Your tasks:
A. Summarize the passage on H5N1 avian flu in two sentences.
B. Please proceed with the passage on H5N1 avian flu, picking up after its final sentence.

Quoted passage:
↓↓↓

The flu has been dangerously prominent
in the Western hemisphere in the recent winter months, and the notion that the
situation could grow worse troubles scientists and other people around the
world. There are several types of flu viruses, ranging from H1N1 to H15N9,
depending on the various surface proteins. Avian flu begins in birds and infects
others of the same species. Every now and then, a viral strain evolves to where
it is able to attach to cells of a different species. H5N1 (hemagglutinin and neuraminidase), the most
widespread and deadliest known avian flu virus, is one that has spread to
humans but is unable to spread amongst the human species. Even though it has been roaming in mostly
Egypt and Asian nations (Figure 1), H5N1’s evolutionary ability brings the possibility of
a global H5N1 pandemic.
How bad is H5N1? How will the
infamous virus evolve in the future? H5N1’s paradoxical traits have kept questions
like these in constant debate. Although
widespread in about 63 countries, among birds and many other animal populations,
the viral disease is difficult to detect. In spite of being fatal in at least
half of the people infected, about 364 out of 615 people since 2003, the virus has
also been of no consequence to thousands of people in the virus’s presence.
Despite continuous evolution since the late 1990’s, H5N1 is not yet capable
of airborne transmission… Concerns about the future evolution of H5N1 led two scientific teams to conduct research on how H5N1 would behave in ferrets and the effects of the strain’s mutations. The research led by Dr. Ron A. M. Fouchier and his colleagues in the Erasmus Medical Center was carried out by introducing three mutations and transferring the virus through ten generations of ferrets by means of nasal infection. “The genetically modified A/H5N1 virus acquired mutations during passage in ferrets, ultimately becoming airborne transmissible in ferrets. None of the recipient ferrets died after airborne infection with the mutant A/H5N1 viruses” (Herfst et al., 2012). On the other hand, Dr. Yoshihiro Kawaoka’s experiment in the University of Wisconsin-Madison utilized the H5N1 spike gene and inserted it into H1N1 from the 2009 swine flu. A viral strain with four mutations infected but did not kill the ferrets that breathed it in. The results from both research groups indicated that H5N1 lost its lethality as it became more contagious but shockingly proved how mutations could evolve and render H5N1 airborne transmissible.

↑↑↑

(Stored data entries)
↓↓↓

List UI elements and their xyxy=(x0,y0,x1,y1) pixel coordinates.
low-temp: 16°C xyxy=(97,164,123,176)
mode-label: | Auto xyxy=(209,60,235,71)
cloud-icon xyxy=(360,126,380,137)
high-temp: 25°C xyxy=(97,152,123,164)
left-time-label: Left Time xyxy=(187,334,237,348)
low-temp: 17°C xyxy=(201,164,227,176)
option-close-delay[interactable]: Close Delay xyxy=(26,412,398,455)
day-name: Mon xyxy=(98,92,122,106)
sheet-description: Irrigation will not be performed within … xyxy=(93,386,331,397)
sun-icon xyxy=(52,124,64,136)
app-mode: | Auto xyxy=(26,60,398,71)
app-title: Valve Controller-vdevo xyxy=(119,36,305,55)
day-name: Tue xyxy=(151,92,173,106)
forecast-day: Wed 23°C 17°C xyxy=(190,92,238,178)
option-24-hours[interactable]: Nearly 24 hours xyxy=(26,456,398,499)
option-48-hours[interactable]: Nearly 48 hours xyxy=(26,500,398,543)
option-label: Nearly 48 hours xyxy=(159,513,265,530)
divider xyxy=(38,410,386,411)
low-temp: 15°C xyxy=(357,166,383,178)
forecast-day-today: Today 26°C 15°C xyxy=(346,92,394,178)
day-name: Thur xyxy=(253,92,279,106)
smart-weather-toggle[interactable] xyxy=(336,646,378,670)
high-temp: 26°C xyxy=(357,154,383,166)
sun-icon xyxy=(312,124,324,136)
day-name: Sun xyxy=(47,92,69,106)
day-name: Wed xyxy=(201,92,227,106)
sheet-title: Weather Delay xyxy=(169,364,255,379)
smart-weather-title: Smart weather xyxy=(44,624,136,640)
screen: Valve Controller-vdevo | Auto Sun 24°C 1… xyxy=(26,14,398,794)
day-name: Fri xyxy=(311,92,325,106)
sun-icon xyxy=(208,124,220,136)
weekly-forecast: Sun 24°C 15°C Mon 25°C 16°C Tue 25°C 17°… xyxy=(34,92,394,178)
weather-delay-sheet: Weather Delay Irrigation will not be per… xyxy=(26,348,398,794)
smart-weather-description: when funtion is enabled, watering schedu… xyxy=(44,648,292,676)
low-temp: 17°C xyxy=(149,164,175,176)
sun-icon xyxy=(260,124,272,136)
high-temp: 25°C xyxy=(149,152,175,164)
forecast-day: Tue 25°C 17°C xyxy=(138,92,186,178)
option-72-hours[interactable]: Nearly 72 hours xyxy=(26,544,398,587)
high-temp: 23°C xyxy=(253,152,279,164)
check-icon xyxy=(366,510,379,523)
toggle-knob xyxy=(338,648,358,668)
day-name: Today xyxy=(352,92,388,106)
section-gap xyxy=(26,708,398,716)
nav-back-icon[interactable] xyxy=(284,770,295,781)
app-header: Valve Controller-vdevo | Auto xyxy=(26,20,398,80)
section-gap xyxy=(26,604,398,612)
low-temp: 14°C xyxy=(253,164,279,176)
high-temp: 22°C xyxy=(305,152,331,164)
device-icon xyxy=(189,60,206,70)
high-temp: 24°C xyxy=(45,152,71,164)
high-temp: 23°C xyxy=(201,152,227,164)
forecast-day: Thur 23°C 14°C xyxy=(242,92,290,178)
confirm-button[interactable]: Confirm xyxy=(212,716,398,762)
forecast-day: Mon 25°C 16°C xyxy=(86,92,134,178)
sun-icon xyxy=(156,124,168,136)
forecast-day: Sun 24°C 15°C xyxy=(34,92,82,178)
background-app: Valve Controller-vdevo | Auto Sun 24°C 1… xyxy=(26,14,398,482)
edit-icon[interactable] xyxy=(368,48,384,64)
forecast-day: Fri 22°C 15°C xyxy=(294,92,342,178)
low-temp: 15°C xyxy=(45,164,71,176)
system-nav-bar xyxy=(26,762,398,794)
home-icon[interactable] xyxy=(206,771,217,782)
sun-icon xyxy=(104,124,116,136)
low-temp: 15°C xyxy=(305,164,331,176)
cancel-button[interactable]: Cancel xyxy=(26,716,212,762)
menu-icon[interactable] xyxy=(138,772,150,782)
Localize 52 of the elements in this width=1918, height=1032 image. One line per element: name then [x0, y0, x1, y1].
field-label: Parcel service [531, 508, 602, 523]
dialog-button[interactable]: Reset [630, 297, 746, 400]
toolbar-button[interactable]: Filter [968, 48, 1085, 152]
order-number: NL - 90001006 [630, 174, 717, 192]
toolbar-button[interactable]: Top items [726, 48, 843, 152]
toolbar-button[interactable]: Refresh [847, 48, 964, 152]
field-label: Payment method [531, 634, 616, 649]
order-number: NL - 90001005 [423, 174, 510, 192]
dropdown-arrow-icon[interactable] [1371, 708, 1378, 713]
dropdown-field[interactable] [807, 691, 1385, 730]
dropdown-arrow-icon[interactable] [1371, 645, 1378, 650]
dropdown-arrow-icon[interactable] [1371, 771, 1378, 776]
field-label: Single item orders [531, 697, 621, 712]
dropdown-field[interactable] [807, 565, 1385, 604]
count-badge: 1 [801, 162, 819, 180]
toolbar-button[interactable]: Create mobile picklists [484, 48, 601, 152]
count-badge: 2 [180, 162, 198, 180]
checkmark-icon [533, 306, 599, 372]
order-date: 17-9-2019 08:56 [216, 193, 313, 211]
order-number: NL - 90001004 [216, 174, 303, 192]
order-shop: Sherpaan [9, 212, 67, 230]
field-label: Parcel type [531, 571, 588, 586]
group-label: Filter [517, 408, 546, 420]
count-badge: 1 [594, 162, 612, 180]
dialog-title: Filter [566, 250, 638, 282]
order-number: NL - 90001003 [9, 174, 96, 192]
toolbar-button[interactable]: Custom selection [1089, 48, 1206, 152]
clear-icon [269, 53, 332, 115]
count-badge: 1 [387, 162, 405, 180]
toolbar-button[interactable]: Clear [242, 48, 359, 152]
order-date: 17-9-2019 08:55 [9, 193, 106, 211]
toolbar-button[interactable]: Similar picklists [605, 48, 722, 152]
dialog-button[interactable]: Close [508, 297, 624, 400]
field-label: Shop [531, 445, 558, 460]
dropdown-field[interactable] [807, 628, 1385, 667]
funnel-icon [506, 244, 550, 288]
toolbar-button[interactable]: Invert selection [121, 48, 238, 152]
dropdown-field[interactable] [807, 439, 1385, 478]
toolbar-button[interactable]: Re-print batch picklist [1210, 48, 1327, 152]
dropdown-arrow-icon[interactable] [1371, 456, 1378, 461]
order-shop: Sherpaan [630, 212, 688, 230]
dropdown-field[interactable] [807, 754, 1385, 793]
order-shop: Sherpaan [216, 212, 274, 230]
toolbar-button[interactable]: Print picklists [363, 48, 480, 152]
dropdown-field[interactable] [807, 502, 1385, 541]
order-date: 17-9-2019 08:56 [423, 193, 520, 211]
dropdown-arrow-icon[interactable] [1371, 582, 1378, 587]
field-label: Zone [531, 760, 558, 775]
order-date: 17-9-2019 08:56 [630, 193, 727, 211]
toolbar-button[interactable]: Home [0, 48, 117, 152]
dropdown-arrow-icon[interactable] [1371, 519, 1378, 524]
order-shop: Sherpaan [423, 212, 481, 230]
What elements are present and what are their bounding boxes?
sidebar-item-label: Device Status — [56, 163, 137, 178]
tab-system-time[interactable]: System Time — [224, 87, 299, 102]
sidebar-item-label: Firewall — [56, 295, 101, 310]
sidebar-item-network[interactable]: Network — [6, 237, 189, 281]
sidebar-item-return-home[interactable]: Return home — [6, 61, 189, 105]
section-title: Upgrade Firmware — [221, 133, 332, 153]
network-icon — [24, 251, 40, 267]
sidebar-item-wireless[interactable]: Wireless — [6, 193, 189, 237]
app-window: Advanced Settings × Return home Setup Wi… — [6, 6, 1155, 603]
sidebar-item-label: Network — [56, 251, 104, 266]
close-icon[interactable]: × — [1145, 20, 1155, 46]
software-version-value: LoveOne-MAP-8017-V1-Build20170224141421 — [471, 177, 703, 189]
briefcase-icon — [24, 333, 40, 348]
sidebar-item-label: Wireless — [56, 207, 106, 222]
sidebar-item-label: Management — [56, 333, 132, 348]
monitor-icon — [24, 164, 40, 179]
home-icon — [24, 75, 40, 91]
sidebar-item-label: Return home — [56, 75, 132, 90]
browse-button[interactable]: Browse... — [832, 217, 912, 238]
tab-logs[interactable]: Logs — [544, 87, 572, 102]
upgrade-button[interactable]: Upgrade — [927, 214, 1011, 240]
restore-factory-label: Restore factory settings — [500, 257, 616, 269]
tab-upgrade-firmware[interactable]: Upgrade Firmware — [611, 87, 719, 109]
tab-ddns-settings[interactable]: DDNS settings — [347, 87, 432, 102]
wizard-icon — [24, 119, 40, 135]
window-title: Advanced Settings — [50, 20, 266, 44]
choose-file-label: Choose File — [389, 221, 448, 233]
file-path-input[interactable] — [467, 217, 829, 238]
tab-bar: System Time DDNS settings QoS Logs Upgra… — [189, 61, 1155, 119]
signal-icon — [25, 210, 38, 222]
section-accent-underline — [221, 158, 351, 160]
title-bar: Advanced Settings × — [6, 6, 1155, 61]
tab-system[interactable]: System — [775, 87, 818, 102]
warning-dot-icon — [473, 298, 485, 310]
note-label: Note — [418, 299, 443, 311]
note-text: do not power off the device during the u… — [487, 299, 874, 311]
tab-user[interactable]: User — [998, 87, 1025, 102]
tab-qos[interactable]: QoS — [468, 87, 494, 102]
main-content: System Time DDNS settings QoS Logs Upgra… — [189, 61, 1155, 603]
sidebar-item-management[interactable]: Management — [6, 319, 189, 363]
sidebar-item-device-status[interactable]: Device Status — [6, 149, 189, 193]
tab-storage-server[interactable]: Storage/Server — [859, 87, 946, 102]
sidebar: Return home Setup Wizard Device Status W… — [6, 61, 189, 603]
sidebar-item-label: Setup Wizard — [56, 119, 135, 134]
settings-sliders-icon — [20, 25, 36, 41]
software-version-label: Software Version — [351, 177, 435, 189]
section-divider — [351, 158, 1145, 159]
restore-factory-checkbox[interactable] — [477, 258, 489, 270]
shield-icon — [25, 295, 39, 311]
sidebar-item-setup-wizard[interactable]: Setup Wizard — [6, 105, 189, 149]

↑↑↑

Results in order:
A. H5N1, the most widespread and deadliest known avian flu virus, has spread from birds to humans but cannot spread among humans, and its ability to evolve raises the possibility of a global pandemic. Two research teams, led by Dr. Ron A. M. Fouchier and Dr. Yoshihiro Kawaoka, showed in ferrets that mutations could make H5N1 airborne transmissible, though the mutant viruses did not kill the ferrets and lost lethality as they became more contagious.

B.
Obviously, natural selection plays a large and significant role in “molding” H5N1’s functional characteristics. How the virus will mutate to form a fair tradeoff between replication speed and infection rate (Figure 2 – more deadly viruses are usually located farther down the respiratory tract and thus spread to new hosts more slowly) is something we can only predict and hope for the best. Still, with our prior flu experiences and our own evolutionary capabilities, we can stand our guard and prepare for the fight against the evolution of H5N1, no matter how it turns out.
Figure 1. Map of Asia, Europe,
Africa, and Australia from the World Health Organization reports the areas
where H5N1 have been found.
Figure 2. Two images of human
respiratory system compare the effects of H1N1 to those of H5N1. Source:
wpclipart.com
Works Cited:
S. Herfst et al., “Transmission of influenza A/H5N1
virus via aerosol or respiratory droplets between ferrets”.
Science. 336, 1534-1541 (22 June 2012). Web. 18 February 2013.
San-Pei Lee
Word Count: 552
Word Count: 552
Works Cited:
Yong, Ed. “Influenza:
Five Questions on H1N1”. Nature. 486,
456–458 (28 June 2012). Web. 19 February 2013.
Zimmer, Carl. “The Future Evolution of Bird Flu”. Phenomena: The Loom, 7 February 2013. Web.
17 February 2013.
When you say "the virus has also been of no consequence to thousands of people in the virus’s presence," do you mean that many people are exposed to the virus (it is in their blood stream) but don't react or get sick from it, or are you referring to the fact that many of the people haven't gotten sick from it simply because it is not spread through the air? I'm assuming that the virus is spread through mucus or other body fluids, sharing a glass of water, sharing needles, etc. is that correct?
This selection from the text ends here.